Data records

****

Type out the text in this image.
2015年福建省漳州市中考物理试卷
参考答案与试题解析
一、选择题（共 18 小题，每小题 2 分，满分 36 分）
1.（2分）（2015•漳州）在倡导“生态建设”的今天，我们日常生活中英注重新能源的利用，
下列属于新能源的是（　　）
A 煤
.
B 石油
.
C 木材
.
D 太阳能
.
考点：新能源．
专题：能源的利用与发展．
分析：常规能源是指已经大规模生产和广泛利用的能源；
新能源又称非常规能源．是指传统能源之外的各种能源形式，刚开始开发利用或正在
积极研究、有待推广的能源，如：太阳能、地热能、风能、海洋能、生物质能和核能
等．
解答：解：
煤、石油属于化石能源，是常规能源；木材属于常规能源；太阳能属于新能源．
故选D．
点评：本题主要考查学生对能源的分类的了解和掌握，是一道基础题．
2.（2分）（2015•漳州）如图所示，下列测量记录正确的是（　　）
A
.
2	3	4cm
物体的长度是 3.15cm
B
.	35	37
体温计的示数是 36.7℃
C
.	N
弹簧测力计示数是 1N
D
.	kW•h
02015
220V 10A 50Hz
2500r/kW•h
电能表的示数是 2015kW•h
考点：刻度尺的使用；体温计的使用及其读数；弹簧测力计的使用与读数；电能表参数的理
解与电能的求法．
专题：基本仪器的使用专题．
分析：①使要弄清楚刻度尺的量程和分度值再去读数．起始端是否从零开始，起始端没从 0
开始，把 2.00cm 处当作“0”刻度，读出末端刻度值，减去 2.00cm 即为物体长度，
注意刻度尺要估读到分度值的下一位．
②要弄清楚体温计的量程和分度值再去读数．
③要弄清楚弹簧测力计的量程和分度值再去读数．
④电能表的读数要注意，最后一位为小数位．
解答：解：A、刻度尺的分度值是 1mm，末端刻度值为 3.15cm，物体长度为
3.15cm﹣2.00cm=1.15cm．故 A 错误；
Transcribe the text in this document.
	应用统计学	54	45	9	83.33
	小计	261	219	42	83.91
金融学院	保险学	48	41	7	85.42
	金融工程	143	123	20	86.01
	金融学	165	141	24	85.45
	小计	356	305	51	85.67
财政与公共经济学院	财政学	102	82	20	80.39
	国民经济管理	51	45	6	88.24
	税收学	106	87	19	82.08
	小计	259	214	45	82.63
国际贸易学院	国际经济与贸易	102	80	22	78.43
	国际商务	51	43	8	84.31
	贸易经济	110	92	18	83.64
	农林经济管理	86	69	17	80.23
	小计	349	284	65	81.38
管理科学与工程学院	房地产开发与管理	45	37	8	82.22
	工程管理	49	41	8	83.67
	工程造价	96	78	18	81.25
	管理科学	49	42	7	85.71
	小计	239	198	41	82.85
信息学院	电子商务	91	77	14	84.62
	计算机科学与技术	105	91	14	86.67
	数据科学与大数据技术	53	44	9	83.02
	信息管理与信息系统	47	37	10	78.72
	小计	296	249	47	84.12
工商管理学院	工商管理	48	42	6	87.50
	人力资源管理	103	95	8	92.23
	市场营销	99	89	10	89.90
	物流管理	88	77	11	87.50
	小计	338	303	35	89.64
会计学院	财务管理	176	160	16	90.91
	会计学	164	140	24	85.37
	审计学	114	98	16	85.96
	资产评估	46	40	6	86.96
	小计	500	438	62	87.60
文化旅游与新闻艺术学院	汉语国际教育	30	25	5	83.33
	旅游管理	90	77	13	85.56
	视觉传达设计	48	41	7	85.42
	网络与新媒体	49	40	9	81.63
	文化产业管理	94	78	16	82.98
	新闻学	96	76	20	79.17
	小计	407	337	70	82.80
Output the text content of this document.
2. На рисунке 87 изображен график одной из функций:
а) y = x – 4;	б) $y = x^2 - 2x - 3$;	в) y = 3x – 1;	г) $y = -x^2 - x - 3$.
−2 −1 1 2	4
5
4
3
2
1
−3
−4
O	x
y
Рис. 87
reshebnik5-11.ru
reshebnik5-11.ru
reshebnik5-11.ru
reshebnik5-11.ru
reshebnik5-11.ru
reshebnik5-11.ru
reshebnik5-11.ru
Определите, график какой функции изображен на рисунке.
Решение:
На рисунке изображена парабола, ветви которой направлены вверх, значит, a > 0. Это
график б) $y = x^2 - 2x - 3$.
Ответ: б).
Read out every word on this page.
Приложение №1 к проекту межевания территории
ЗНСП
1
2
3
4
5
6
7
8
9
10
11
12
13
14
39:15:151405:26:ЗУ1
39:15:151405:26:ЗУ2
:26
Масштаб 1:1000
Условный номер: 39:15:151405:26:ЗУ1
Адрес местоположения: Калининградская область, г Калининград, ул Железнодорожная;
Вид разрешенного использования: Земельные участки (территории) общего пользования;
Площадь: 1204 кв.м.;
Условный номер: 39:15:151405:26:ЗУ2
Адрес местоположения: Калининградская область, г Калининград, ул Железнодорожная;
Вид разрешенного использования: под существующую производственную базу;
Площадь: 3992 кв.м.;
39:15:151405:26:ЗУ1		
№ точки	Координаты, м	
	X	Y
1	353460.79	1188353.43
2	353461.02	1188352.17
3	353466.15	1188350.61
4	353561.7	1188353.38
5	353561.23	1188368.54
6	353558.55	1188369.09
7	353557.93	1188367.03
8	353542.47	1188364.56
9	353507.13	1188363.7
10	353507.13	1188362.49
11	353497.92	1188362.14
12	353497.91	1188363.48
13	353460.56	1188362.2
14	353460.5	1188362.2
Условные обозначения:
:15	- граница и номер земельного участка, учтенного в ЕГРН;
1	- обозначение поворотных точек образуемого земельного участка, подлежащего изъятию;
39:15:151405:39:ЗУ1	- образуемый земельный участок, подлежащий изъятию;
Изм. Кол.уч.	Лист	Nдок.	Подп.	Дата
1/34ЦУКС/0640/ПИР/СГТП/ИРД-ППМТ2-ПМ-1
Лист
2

****

→ **WHAT THE TASK ASKS**
Filter for "изъятию". Return all lines that hold it.

→ **OUTPUT FOR THIS EXERCISE**
1	- обозначение поворотных точек образуемого земельного участка, подлежащего изъятию;
39:15:151405:39:ЗУ1	- образуемый земельный участок, подлежащий изъятию;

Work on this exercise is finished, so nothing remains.